=== REQUEST ===
Extract every record, exactly as written, and ignore the pictures.

--- Begin RECORDS FOR THIS EXERCISE ---

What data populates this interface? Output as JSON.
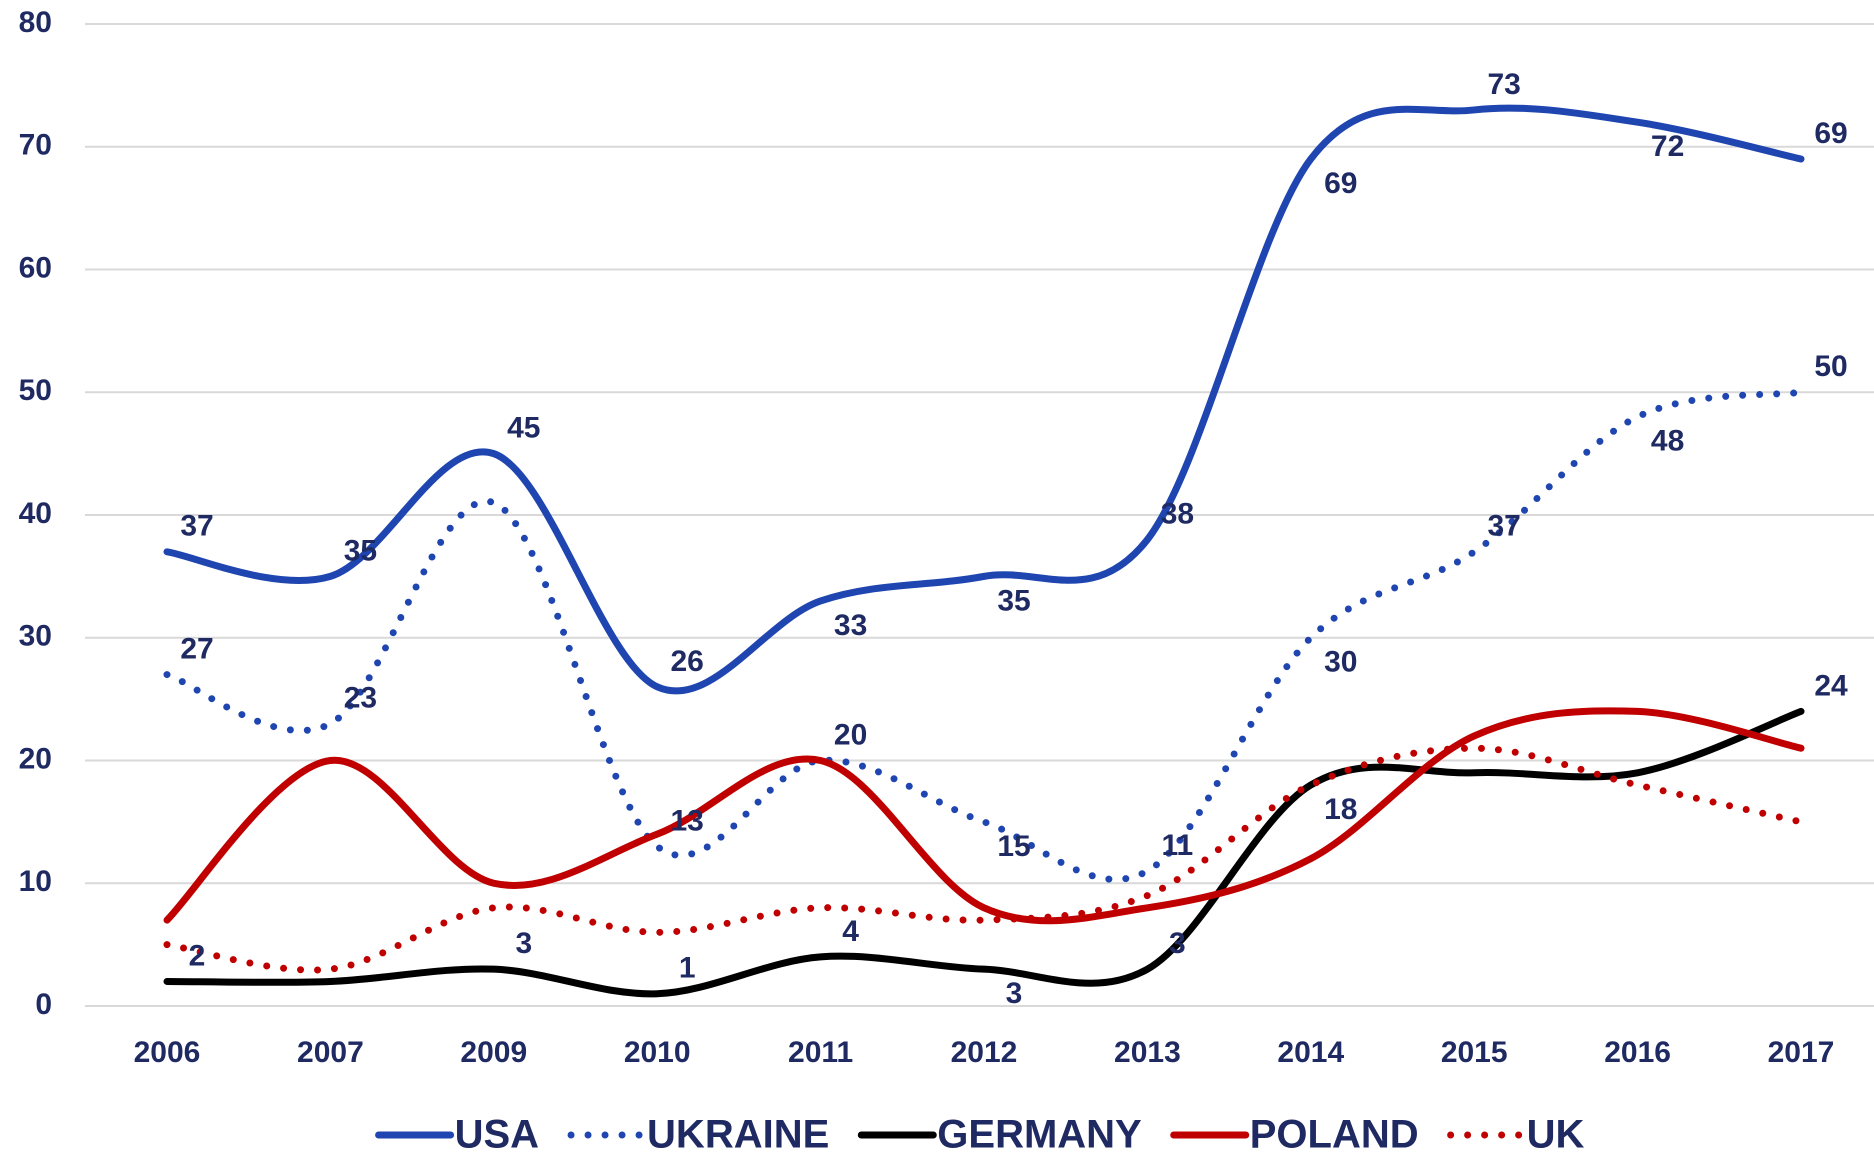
{
  "chart_data": {
    "type": "line",
    "categories": [
      "2006",
      "2007",
      "2009",
      "2010",
      "2011",
      "2012",
      "2013",
      "2014",
      "2015",
      "2016",
      "2017"
    ],
    "series": [
      {
        "name": "USA",
        "color": "#1f45b0",
        "style": "solid",
        "values": [
          37,
          35,
          45,
          26,
          33,
          35,
          38,
          69,
          73,
          72,
          69
        ],
        "value_labels": [
          "37",
          "35",
          "45",
          "26",
          "33",
          "35",
          "38",
          "69",
          "73",
          "72",
          "69"
        ]
      },
      {
        "name": "UKRAINE",
        "color": "#1f45b0",
        "style": "dotted",
        "values": [
          27,
          23,
          41,
          13,
          20,
          15,
          11,
          30,
          37,
          48,
          50
        ],
        "value_labels": [
          "27",
          "23",
          null,
          "13",
          "20",
          "15",
          "11",
          "30",
          "37",
          "48",
          "50"
        ]
      },
      {
        "name": "GERMANY",
        "color": "#000000",
        "style": "solid",
        "values": [
          2,
          2,
          3,
          1,
          4,
          3,
          3,
          18,
          19,
          19,
          24
        ],
        "value_labels": [
          "2",
          null,
          "3",
          "1",
          "4",
          "3",
          "3",
          "18",
          null,
          null,
          "24"
        ]
      },
      {
        "name": "POLAND",
        "color": "#c00000",
        "style": "solid",
        "values": [
          7,
          20,
          10,
          14,
          20,
          8,
          8,
          12,
          22,
          24,
          21
        ]
      },
      {
        "name": "UK",
        "color": "#c00000",
        "style": "dotted",
        "values": [
          5,
          3,
          8,
          6,
          8,
          7,
          9,
          18,
          21,
          18,
          15
        ]
      }
    ],
    "ylim": [
      0,
      80
    ],
    "yticks": [
      0,
      10,
      20,
      30,
      40,
      50,
      60,
      70,
      80
    ],
    "grid": true,
    "legend": "bottom"
  }
}
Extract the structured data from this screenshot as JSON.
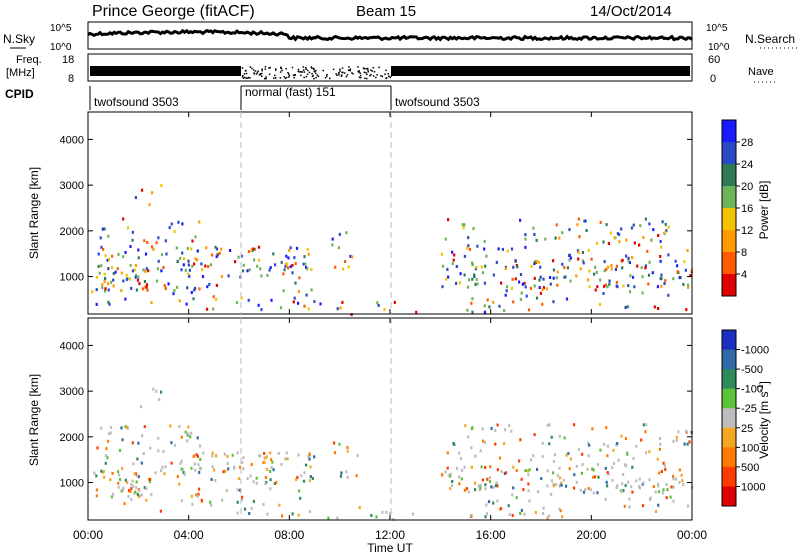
{
  "header": {
    "station": "Prince George (fitACF)",
    "beam": "Beam 15",
    "date": "14/Oct/2014"
  },
  "panels": {
    "nsky": {
      "left_label": "N.Sky",
      "right_label": "N.Search",
      "left_ticks": [
        "10^5",
        "10^0"
      ],
      "right_ticks": [
        "10^5",
        "10^0"
      ]
    },
    "freq": {
      "left_label_top": "Freq.",
      "left_label_bottom": "[MHz]",
      "right_label": "Nave",
      "left_ticks": [
        "18",
        "8"
      ],
      "right_ticks": [
        "60",
        "0"
      ]
    },
    "cpid": {
      "label": "CPID",
      "segments": [
        "twofsound 3503",
        "normal (fast) 151",
        "twofsound 3503"
      ]
    }
  },
  "chart_data": [
    {
      "type": "heatmap",
      "name": "power",
      "ylabel": "Slant Range [km]",
      "ylim": [
        180,
        4600
      ],
      "yticks": [
        "1000",
        "2000",
        "3000",
        "4000"
      ],
      "colorbar": {
        "label": "Power [dB]",
        "ticks": [
          "4",
          "8",
          "12",
          "16",
          "20",
          "24",
          "28"
        ],
        "colors": [
          "#1a1aff",
          "#2a48c8",
          "#2f7a55",
          "#6cb35a",
          "#f2c400",
          "#ff9a00",
          "#ff5a00",
          "#e00000"
        ]
      }
    },
    {
      "type": "heatmap",
      "name": "velocity",
      "ylabel": "Slant Range [km]",
      "ylim": [
        180,
        4600
      ],
      "yticks": [
        "1000",
        "2000",
        "3000",
        "4000"
      ],
      "colorbar": {
        "label": "Velocity [m s",
        "label_sup": "-1",
        "label_end": "]",
        "ticks": [
          "1000",
          "500",
          "100",
          "25",
          "-25",
          "-100",
          "-500",
          "-1000"
        ],
        "colors": [
          "#1a2fbf",
          "#2f6aa8",
          "#2e8a5a",
          "#5cc23a",
          "#bdbdbd",
          "#f5a623",
          "#ff7a00",
          "#ff3c00",
          "#e00000"
        ]
      }
    }
  ],
  "x_axis": {
    "label": "Time UT",
    "ticks": [
      "00:00",
      "04:00",
      "08:00",
      "12:00",
      "16:00",
      "20:00",
      "00:00"
    ]
  }
}
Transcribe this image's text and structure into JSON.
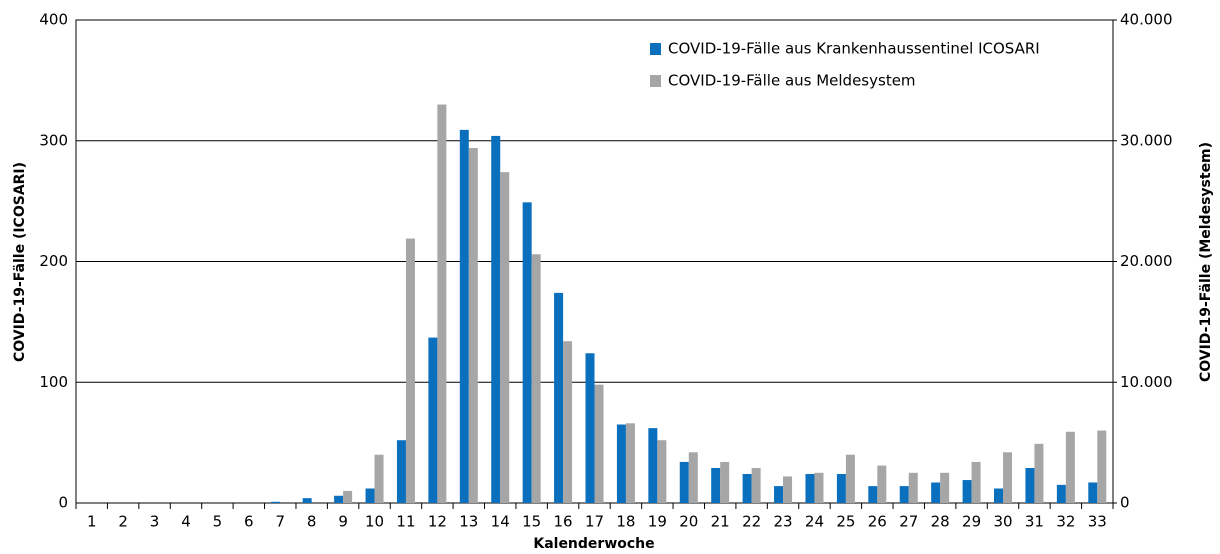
{
  "chart_data": {
    "type": "bar",
    "x_label": "Kalenderwoche",
    "y_label": "COVID-19-Fälle (ICOSARI)",
    "y2_label": "COVID-19-Fälle (Meldesystem)",
    "categories": [
      "1",
      "2",
      "3",
      "4",
      "5",
      "6",
      "7",
      "8",
      "9",
      "10",
      "11",
      "12",
      "13",
      "14",
      "15",
      "16",
      "17",
      "18",
      "19",
      "20",
      "21",
      "22",
      "23",
      "24",
      "25",
      "26",
      "27",
      "28",
      "29",
      "30",
      "31",
      "32",
      "33"
    ],
    "series": [
      {
        "name": "COVID-19-Fälle aus Krankenhaussentinel ICOSARI",
        "color": "#0a6fbd",
        "values": [
          0,
          0,
          0,
          0,
          0,
          0,
          1,
          4,
          6,
          12,
          52,
          137,
          309,
          304,
          249,
          174,
          124,
          65,
          62,
          34,
          29,
          24,
          14,
          24,
          24,
          14,
          14,
          17,
          19,
          12,
          29,
          15,
          17
        ]
      },
      {
        "name": "COVID-19-Fälle aus Meldesystem",
        "color": "#a6a6a6",
        "axis": "y2",
        "values": [
          0,
          0,
          0,
          0,
          0,
          0,
          0,
          0,
          1000,
          4000,
          21900,
          33000,
          29400,
          27400,
          20600,
          13400,
          9800,
          6600,
          5200,
          4200,
          3400,
          2900,
          2200,
          2500,
          4000,
          3100,
          2500,
          2500,
          3400,
          4200,
          4900,
          5900,
          6000
        ]
      }
    ],
    "ylim": [
      0,
      400
    ],
    "yticks": [
      0,
      100,
      200,
      300,
      400
    ],
    "y2lim": [
      0,
      40000
    ],
    "y2ticks": [
      0,
      {
        "value": 10000,
        "label": "10.000"
      },
      {
        "value": 20000,
        "label": "20.000"
      },
      {
        "value": 30000,
        "label": "30.000"
      },
      {
        "value": 40000,
        "label": "40.000"
      }
    ],
    "grid": true,
    "legend": "upper right"
  }
}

--- End RECORDS FOR THIS EXERCISE ---

=== THE RESULT ===
What data populates this interface? Output as JSON.
{
  "chart_data": {
    "type": "line",
    "categories": [
      "2006",
      "2007",
      "2009",
      "2010",
      "2011",
      "2012",
      "2013",
      "2014",
      "2015",
      "2016",
      "2017"
    ],
    "series": [
      {
        "name": "USA",
        "color": "#1f45b0",
        "style": "solid",
        "values": [
          37,
          35,
          45,
          26,
          33,
          35,
          38,
          69,
          73,
          72,
          69
        ],
        "value_labels": [
          "37",
          "35",
          "45",
          "26",
          "33",
          "35",
          "38",
          "69",
          "73",
          "72",
          "69"
        ]
      },
      {
        "name": "UKRAINE",
        "color": "#1f45b0",
        "style": "dotted",
        "values": [
          27,
          23,
          41,
          13,
          20,
          15,
          11,
          30,
          37,
          48,
          50
        ],
        "value_labels": [
          "27",
          "23",
          null,
          "13",
          "20",
          "15",
          "11",
          "30",
          "37",
          "48",
          "50"
        ]
      },
      {
        "name": "GERMANY",
        "color": "#000000",
        "style": "solid",
        "values": [
          2,
          2,
          3,
          1,
          4,
          3,
          3,
          18,
          19,
          19,
          24
        ],
        "value_labels": [
          "2",
          null,
          "3",
          "1",
          "4",
          "3",
          "3",
          "18",
          null,
          null,
          "24"
        ]
      },
      {
        "name": "POLAND",
        "color": "#c00000",
        "style": "solid",
        "values": [
          7,
          20,
          10,
          14,
          20,
          8,
          8,
          12,
          22,
          24,
          21
        ]
      },
      {
        "name": "UK",
        "color": "#c00000",
        "style": "dotted",
        "values": [
          5,
          3,
          8,
          6,
          8,
          7,
          9,
          18,
          21,
          18,
          15
        ]
      }
    ],
    "ylim": [
      0,
      80
    ],
    "yticks": [
      0,
      10,
      20,
      30,
      40,
      50,
      60,
      70,
      80
    ],
    "grid": true,
    "legend": "bottom"
  }
}
Extract the structured data from this screenshot as JSON.
{
  "header": {
    "station": "Prince George (fitACF)",
    "beam": "Beam 15",
    "date": "14/Oct/2014"
  },
  "panels": {
    "nsky": {
      "left_label": "N.Sky",
      "right_label": "N.Search",
      "left_ticks": [
        "10^5",
        "10^0"
      ],
      "right_ticks": [
        "10^5",
        "10^0"
      ]
    },
    "freq": {
      "left_label_top": "Freq.",
      "left_label_bottom": "[MHz]",
      "right_label": "Nave",
      "left_ticks": [
        "18",
        "8"
      ],
      "right_ticks": [
        "60",
        "0"
      ]
    },
    "cpid": {
      "label": "CPID",
      "segments": [
        "twofsound 3503",
        "normal (fast) 151",
        "twofsound 3503"
      ]
    }
  },
  "chart_data": [
    {
      "type": "heatmap",
      "name": "power",
      "ylabel": "Slant Range [km]",
      "ylim": [
        180,
        4600
      ],
      "yticks": [
        "1000",
        "2000",
        "3000",
        "4000"
      ],
      "colorbar": {
        "label": "Power [dB]",
        "ticks": [
          "4",
          "8",
          "12",
          "16",
          "20",
          "24",
          "28"
        ],
        "colors": [
          "#1a1aff",
          "#2a48c8",
          "#2f7a55",
          "#6cb35a",
          "#f2c400",
          "#ff9a00",
          "#ff5a00",
          "#e00000"
        ]
      }
    },
    {
      "type": "heatmap",
      "name": "velocity",
      "ylabel": "Slant Range [km]",
      "ylim": [
        180,
        4600
      ],
      "yticks": [
        "1000",
        "2000",
        "3000",
        "4000"
      ],
      "colorbar": {
        "label": "Velocity [m s",
        "label_sup": "-1",
        "label_end": "]",
        "ticks": [
          "1000",
          "500",
          "100",
          "25",
          "-25",
          "-100",
          "-500",
          "-1000"
        ],
        "colors": [
          "#1a2fbf",
          "#2f6aa8",
          "#2e8a5a",
          "#5cc23a",
          "#bdbdbd",
          "#f5a623",
          "#ff7a00",
          "#ff3c00",
          "#e00000"
        ]
      }
    }
  ],
  "x_axis": {
    "label": "Time UT",
    "ticks": [
      "00:00",
      "04:00",
      "08:00",
      "12:00",
      "16:00",
      "20:00",
      "00:00"
    ]
  }
}
Transcribe this image's text and structure into JSON.
{
  "chart_data": {
    "type": "bar",
    "x_label": "Kalenderwoche",
    "y_label": "COVID-19-Fälle (ICOSARI)",
    "y2_label": "COVID-19-Fälle (Meldesystem)",
    "categories": [
      "1",
      "2",
      "3",
      "4",
      "5",
      "6",
      "7",
      "8",
      "9",
      "10",
      "11",
      "12",
      "13",
      "14",
      "15",
      "16",
      "17",
      "18",
      "19",
      "20",
      "21",
      "22",
      "23",
      "24",
      "25",
      "26",
      "27",
      "28",
      "29",
      "30",
      "31",
      "32",
      "33"
    ],
    "series": [
      {
        "name": "COVID-19-Fälle aus Krankenhaussentinel ICOSARI",
        "color": "#0a6fbd",
        "values": [
          0,
          0,
          0,
          0,
          0,
          0,
          1,
          4,
          6,
          12,
          52,
          137,
          309,
          304,
          249,
          174,
          124,
          65,
          62,
          34,
          29,
          24,
          14,
          24,
          24,
          14,
          14,
          17,
          19,
          12,
          29,
          15,
          17
        ]
      },
      {
        "name": "COVID-19-Fälle aus Meldesystem",
        "color": "#a6a6a6",
        "axis": "y2",
        "values": [
          0,
          0,
          0,
          0,
          0,
          0,
          0,
          0,
          1000,
          4000,
          21900,
          33000,
          29400,
          27400,
          20600,
          13400,
          9800,
          6600,
          5200,
          4200,
          3400,
          2900,
          2200,
          2500,
          4000,
          3100,
          2500,
          2500,
          3400,
          4200,
          4900,
          5900,
          6000
        ]
      }
    ],
    "ylim": [
      0,
      400
    ],
    "yticks": [
      0,
      100,
      200,
      300,
      400
    ],
    "y2lim": [
      0,
      40000
    ],
    "y2ticks": [
      0,
      {
        "value": 10000,
        "label": "10.000"
      },
      {
        "value": 20000,
        "label": "20.000"
      },
      {
        "value": 30000,
        "label": "30.000"
      },
      {
        "value": 40000,
        "label": "40.000"
      }
    ],
    "grid": true,
    "legend": "upper right"
  }
}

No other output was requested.